## [TO BE DONE]
A faithful transcription of all the data is required.

[Stored entries]

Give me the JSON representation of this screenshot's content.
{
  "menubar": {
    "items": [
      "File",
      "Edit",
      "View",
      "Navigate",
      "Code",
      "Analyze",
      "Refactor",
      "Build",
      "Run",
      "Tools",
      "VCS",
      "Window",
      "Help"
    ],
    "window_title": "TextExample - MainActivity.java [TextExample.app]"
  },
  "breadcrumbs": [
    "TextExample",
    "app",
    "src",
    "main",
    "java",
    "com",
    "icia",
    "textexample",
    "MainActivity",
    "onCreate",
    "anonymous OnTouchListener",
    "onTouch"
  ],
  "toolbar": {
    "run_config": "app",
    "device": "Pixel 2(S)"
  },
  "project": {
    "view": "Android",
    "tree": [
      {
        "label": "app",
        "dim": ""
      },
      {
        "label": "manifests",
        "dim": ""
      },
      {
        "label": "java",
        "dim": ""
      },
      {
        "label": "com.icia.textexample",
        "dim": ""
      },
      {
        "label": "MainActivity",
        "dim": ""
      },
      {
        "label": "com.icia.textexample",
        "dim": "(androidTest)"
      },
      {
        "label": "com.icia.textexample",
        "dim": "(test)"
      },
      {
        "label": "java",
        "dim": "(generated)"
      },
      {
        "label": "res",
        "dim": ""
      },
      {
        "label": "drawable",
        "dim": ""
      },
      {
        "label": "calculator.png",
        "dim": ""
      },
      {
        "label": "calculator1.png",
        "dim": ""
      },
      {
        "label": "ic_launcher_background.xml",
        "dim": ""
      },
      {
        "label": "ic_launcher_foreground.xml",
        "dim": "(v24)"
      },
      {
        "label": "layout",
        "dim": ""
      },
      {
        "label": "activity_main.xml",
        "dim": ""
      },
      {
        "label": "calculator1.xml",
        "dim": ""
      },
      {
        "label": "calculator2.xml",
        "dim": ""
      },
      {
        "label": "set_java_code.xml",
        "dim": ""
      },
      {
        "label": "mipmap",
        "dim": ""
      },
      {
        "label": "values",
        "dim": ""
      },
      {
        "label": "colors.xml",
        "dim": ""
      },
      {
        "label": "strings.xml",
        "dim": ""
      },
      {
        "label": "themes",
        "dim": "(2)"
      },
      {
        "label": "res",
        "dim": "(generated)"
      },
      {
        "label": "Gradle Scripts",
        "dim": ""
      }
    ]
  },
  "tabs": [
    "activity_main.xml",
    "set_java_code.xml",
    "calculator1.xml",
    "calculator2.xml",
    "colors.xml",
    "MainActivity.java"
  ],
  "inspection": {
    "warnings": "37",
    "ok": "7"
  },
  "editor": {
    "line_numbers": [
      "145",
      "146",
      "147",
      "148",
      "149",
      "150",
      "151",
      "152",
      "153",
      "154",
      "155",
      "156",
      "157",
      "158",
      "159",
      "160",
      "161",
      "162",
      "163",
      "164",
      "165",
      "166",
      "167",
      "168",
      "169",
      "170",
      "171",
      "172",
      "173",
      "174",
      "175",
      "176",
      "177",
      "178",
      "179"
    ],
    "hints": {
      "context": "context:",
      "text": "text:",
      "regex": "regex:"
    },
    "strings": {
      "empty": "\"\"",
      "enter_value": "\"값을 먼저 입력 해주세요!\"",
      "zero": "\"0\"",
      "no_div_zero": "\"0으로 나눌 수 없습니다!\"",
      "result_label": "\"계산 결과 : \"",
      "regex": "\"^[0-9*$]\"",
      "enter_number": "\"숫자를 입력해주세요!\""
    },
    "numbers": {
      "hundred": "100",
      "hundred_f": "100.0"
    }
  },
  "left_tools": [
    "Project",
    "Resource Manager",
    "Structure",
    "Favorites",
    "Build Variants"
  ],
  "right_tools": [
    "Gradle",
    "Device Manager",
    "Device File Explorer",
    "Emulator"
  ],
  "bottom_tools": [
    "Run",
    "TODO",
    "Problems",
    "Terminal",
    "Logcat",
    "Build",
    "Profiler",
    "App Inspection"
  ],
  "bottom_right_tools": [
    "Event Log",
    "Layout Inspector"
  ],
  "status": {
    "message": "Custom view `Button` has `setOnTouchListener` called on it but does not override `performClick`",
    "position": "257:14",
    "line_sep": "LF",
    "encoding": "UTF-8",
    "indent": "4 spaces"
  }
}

## [EXERCISE OUTPUT]
Give me the JSON representation of this screenshot's content.
{
  "menubar": {
    "items": [
      "File",
      "Edit",
      "View",
      "Navigate",
      "Code",
      "Analyze",
      "Refactor",
      "Build",
      "Run",
      "Tools",
      "VCS",
      "Window",
      "Help"
    ],
    "window_title": "TextExample - MainActivity.java [TextExample.app]"
  },
  "breadcrumbs": [
    "TextExample",
    "app",
    "src",
    "main",
    "java",
    "com",
    "icia",
    "textexample",
    "MainActivity",
    "onCreate",
    "anonymous OnTouchListener",
    "onTouch"
  ],
  "toolbar": {
    "run_config": "app",
    "device": "Pixel 2(S)"
  },
  "project": {
    "view": "Android",
    "tree": [
      {
        "label": "app",
        "dim": ""
      },
      {
        "label": "manifests",
        "dim": ""
      },
      {
        "label": "java",
        "dim": ""
      },
      {
        "label": "com.icia.textexample",
        "dim": ""
      },
      {
        "label": "MainActivity",
        "dim": ""
      },
      {
        "label": "com.icia.textexample",
        "dim": "(androidTest)"
      },
      {
        "label": "com.icia.textexample",
        "dim": "(test)"
      },
      {
        "label": "java",
        "dim": "(generated)"
      },
      {
        "label": "res",
        "dim": ""
      },
      {
        "label": "drawable",
        "dim": ""
      },
      {
        "label": "calculator.png",
        "dim": ""
      },
      {
        "label": "calculator1.png",
        "dim": ""
      },
      {
        "label": "ic_launcher_background.xml",
        "dim": ""
      },
      {
        "label": "ic_launcher_foreground.xml",
        "dim": "(v24)"
      },
      {
        "label": "layout",
        "dim": ""
      },
      {
        "label": "activity_main.xml",
        "dim": ""
      },
      {
        "label": "calculator1.xml",
        "dim": ""
      },
      {
        "label": "calculator2.xml",
        "dim": ""
      },
      {
        "label": "set_java_code.xml",
        "dim": ""
      },
      {
        "label": "mipmap",
        "dim": ""
      },
      {
        "label": "values",
        "dim": ""
      },
      {
        "label": "colors.xml",
        "dim": ""
      },
      {
        "label": "strings.xml",
        "dim": ""
      },
      {
        "label": "themes",
        "dim": "(2)"
      },
      {
        "label": "res",
        "dim": "(generated)"
      },
      {
        "label": "Gradle Scripts",
        "dim": ""
      }
    ]
  },
  "tabs": [
    "activity_main.xml",
    "set_java_code.xml",
    "calculator1.xml",
    "calculator2.xml",
    "colors.xml",
    "MainActivity.java"
  ],
  "inspection": {
    "warnings": "37",
    "ok": "7"
  },
  "editor": {
    "line_numbers": [
      "145",
      "146",
      "147",
      "148",
      "149",
      "150",
      "151",
      "152",
      "153",
      "154",
      "155",
      "156",
      "157",
      "158",
      "159",
      "160",
      "161",
      "162",
      "163",
      "164",
      "165",
      "166",
      "167",
      "168",
      "169",
      "170",
      "171",
      "172",
      "173",
      "174",
      "175",
      "176",
      "177",
      "178",
      "179"
    ],
    "hints": {
      "context": "context:",
      "text": "text:",
      "regex": "regex:"
    },
    "strings": {
      "empty": "\"\"",
      "enter_value": "\"값을 먼저 입력 해주세요!\"",
      "zero": "\"0\"",
      "no_div_zero": "\"0으로 나눌 수 없습니다!\"",
      "result_label": "\"계산 결과 : \"",
      "regex": "\"^[0-9*$]\"",
      "enter_number": "\"숫자를 입력해주세요!\""
    },
    "numbers": {
      "hundred": "100",
      "hundred_f": "100.0"
    }
  },
  "left_tools": [
    "Project",
    "Resource Manager",
    "Structure",
    "Favorites",
    "Build Variants"
  ],
  "right_tools": [
    "Gradle",
    "Device Manager",
    "Device File Explorer",
    "Emulator"
  ],
  "bottom_tools": [
    "Run",
    "TODO",
    "Problems",
    "Terminal",
    "Logcat",
    "Build",
    "Profiler",
    "App Inspection"
  ],
  "bottom_right_tools": [
    "Event Log",
    "Layout Inspector"
  ],
  "status": {
    "message": "Custom view `Button` has `setOnTouchListener` called on it but does not override `performClick`",
    "position": "257:14",
    "line_sep": "LF",
    "encoding": "UTF-8",
    "indent": "4 spaces"
  }
}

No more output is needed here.